Record excerpts -
.....
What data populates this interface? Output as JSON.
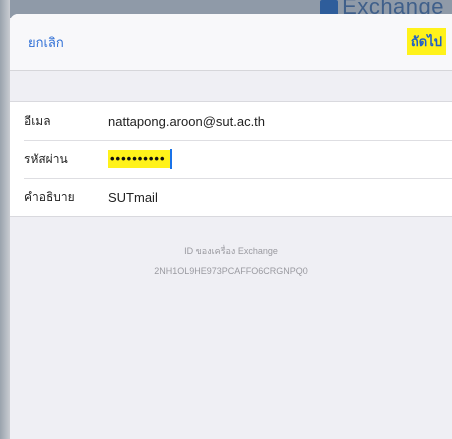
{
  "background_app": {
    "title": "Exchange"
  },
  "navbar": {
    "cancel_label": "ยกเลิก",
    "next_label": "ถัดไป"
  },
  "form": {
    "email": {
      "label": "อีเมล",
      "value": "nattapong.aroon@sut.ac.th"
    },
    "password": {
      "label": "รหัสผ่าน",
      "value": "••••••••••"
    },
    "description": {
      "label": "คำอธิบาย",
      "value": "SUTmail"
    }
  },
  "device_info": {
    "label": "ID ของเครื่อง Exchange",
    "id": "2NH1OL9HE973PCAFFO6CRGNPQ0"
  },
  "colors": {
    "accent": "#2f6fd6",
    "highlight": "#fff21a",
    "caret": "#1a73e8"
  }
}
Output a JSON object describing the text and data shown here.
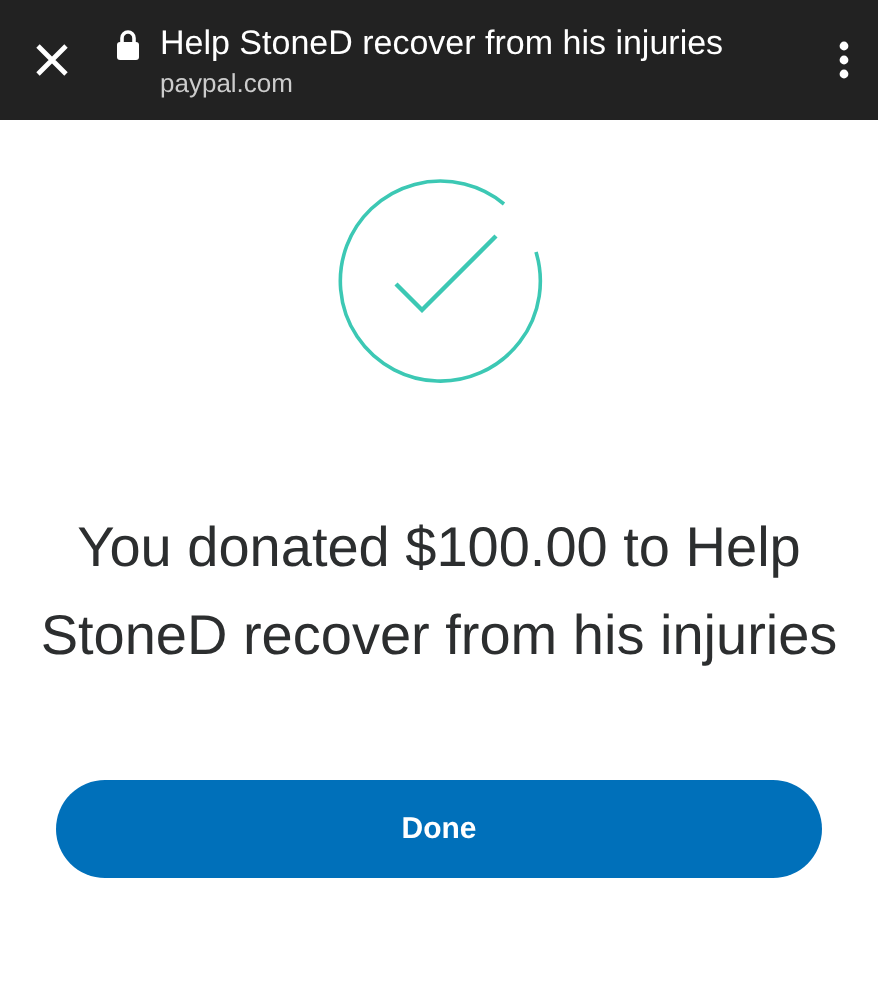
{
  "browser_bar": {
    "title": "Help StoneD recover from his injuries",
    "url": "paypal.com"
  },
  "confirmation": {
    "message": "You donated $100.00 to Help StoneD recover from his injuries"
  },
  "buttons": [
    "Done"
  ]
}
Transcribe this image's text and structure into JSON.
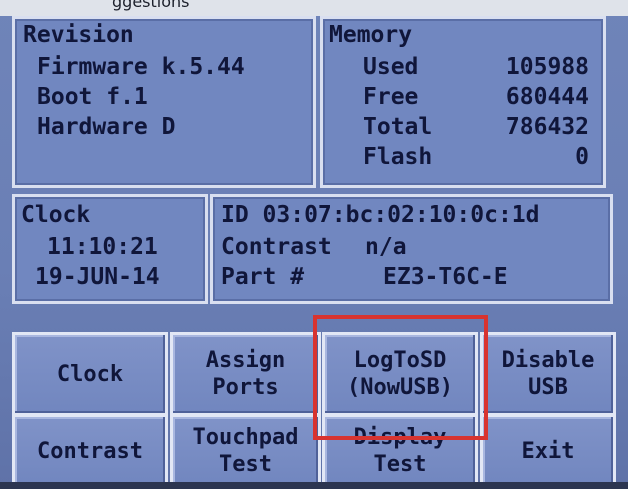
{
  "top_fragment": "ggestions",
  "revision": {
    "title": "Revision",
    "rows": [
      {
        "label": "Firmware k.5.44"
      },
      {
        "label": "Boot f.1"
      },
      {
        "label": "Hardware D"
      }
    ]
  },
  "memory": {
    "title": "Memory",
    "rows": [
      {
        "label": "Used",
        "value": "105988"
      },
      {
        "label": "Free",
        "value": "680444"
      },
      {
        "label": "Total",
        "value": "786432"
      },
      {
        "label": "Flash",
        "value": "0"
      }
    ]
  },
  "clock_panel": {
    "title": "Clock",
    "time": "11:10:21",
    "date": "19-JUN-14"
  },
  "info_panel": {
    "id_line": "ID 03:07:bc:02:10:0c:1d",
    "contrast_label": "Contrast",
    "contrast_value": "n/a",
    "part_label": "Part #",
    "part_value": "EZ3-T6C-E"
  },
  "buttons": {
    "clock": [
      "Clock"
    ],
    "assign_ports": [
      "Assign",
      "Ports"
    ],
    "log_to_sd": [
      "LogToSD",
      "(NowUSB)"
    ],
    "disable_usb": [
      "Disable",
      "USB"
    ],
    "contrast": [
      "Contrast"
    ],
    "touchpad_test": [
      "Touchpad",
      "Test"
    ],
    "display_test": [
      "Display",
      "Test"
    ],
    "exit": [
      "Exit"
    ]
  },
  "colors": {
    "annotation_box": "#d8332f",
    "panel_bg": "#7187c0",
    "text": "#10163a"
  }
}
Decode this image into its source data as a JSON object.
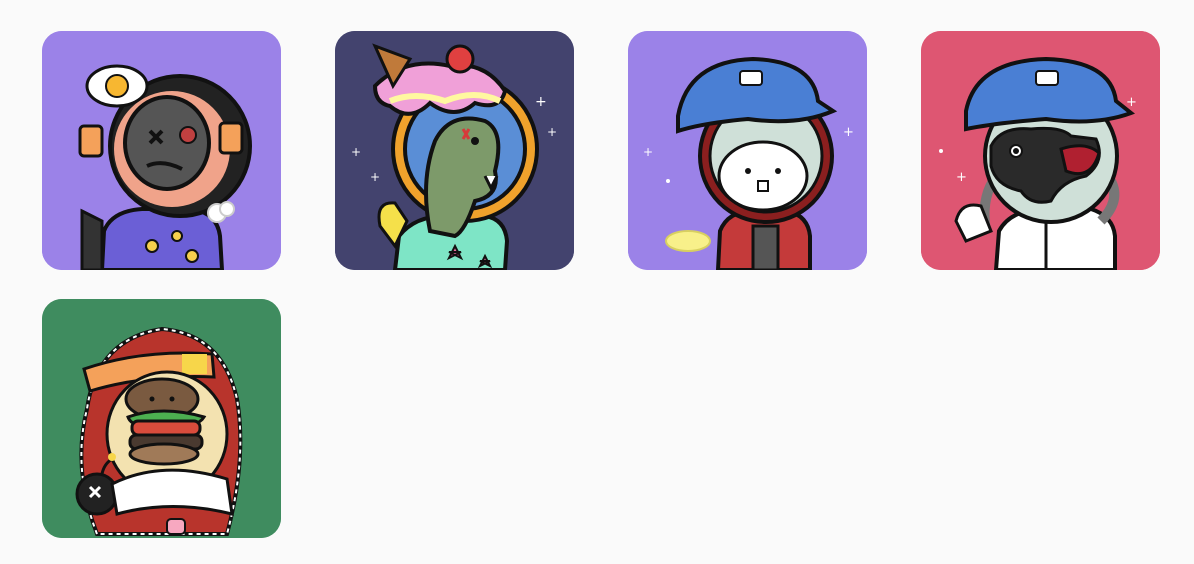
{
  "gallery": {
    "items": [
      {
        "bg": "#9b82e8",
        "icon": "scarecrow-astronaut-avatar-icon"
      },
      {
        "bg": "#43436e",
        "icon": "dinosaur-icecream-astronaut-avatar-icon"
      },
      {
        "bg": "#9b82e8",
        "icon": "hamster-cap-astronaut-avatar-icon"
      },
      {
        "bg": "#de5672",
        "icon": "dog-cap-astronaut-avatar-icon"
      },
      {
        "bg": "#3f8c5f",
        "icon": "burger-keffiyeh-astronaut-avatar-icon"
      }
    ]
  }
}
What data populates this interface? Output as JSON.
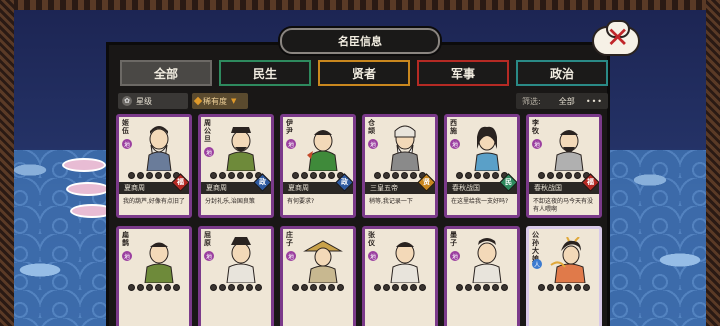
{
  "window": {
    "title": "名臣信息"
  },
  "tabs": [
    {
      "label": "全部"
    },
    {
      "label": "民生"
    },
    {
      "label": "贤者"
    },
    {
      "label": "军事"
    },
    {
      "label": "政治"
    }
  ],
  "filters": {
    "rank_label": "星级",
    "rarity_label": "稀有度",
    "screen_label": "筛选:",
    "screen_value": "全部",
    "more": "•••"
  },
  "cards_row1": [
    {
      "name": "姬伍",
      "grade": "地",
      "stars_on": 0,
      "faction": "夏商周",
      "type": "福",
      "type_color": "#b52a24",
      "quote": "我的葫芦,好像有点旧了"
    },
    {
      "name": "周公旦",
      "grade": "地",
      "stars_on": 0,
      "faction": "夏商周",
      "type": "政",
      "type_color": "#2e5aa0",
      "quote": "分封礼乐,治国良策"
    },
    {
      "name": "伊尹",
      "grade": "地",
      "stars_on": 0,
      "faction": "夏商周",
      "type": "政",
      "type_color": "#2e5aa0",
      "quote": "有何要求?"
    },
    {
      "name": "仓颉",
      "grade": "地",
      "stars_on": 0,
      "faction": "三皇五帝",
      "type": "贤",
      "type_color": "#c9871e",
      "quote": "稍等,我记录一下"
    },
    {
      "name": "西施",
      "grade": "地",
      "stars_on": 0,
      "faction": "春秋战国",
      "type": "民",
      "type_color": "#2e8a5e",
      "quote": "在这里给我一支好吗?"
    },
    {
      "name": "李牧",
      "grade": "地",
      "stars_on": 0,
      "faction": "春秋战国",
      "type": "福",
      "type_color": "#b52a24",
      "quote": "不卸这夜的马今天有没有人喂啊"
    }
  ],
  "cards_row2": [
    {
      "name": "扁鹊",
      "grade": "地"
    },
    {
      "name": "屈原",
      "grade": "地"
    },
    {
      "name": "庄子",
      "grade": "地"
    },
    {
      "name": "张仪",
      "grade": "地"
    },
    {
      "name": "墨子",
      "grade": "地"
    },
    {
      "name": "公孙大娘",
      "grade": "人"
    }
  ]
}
.....
Find the lines holding "StoneD" and list every one.

    "title": "Help StoneD recover from his injuries",
    "message": "You donated $100.00 to Help StoneD recover from his injuries"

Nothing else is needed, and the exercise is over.